→ **Work instructions**
Without altering anything, output the material below.

→ **Raw records**
=-=-=-=-=
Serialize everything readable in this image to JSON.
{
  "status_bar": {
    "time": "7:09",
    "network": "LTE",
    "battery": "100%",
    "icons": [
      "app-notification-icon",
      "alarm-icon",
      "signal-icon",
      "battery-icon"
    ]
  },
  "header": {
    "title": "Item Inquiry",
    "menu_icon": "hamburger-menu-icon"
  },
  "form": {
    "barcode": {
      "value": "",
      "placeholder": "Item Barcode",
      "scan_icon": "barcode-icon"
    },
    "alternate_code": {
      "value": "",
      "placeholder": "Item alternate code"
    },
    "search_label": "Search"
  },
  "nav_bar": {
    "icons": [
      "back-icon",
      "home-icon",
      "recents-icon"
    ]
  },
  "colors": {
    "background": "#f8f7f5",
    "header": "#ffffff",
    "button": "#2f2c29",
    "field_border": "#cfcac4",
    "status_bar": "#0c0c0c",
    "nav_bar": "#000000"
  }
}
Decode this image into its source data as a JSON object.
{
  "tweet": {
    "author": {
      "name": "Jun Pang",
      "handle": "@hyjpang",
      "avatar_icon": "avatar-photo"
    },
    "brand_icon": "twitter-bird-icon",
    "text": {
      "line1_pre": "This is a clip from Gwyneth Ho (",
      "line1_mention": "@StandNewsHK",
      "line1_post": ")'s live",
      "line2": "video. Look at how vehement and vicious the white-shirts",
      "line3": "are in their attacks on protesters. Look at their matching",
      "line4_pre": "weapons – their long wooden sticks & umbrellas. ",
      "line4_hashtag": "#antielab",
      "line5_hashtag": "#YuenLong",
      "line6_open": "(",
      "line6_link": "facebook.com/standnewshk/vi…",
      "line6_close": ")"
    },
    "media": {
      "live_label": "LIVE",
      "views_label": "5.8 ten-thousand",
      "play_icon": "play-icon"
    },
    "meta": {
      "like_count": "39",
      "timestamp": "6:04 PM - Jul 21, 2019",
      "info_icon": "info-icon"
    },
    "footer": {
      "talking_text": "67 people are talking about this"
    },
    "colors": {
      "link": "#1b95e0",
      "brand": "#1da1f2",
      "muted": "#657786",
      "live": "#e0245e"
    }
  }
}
=-=-=-=-=
→ **The result**
Serialize everything readable in this image to JSON.
{
  "status_bar": {
    "time": "7:09",
    "network": "LTE",
    "battery": "100%",
    "icons": [
      "app-notification-icon",
      "alarm-icon",
      "signal-icon",
      "battery-icon"
    ]
  },
  "header": {
    "title": "Item Inquiry",
    "menu_icon": "hamburger-menu-icon"
  },
  "form": {
    "barcode": {
      "value": "",
      "placeholder": "Item Barcode",
      "scan_icon": "barcode-icon"
    },
    "alternate_code": {
      "value": "",
      "placeholder": "Item alternate code"
    },
    "search_label": "Search"
  },
  "nav_bar": {
    "icons": [
      "back-icon",
      "home-icon",
      "recents-icon"
    ]
  },
  "colors": {
    "background": "#f8f7f5",
    "header": "#ffffff",
    "button": "#2f2c29",
    "field_border": "#cfcac4",
    "status_bar": "#0c0c0c",
    "nav_bar": "#000000"
  }
}
Decode this image into its source data as a JSON object.
{
  "tweet": {
    "author": {
      "name": "Jun Pang",
      "handle": "@hyjpang",
      "avatar_icon": "avatar-photo"
    },
    "brand_icon": "twitter-bird-icon",
    "text": {
      "line1_pre": "This is a clip from Gwyneth Ho (",
      "line1_mention": "@StandNewsHK",
      "line1_post": ")'s live",
      "line2": "video. Look at how vehement and vicious the white-shirts",
      "line3": "are in their attacks on protesters. Look at their matching",
      "line4_pre": "weapons – their long wooden sticks & umbrellas. ",
      "line4_hashtag": "#antielab",
      "line5_hashtag": "#YuenLong",
      "line6_open": "(",
      "line6_link": "facebook.com/standnewshk/vi…",
      "line6_close": ")"
    },
    "media": {
      "live_label": "LIVE",
      "views_label": "5.8 ten-thousand",
      "play_icon": "play-icon"
    },
    "meta": {
      "like_count": "39",
      "timestamp": "6:04 PM - Jul 21, 2019",
      "info_icon": "info-icon"
    },
    "footer": {
      "talking_text": "67 people are talking about this"
    },
    "colors": {
      "link": "#1b95e0",
      "brand": "#1da1f2",
      "muted": "#657786",
      "live": "#e0245e"
    }
  }
}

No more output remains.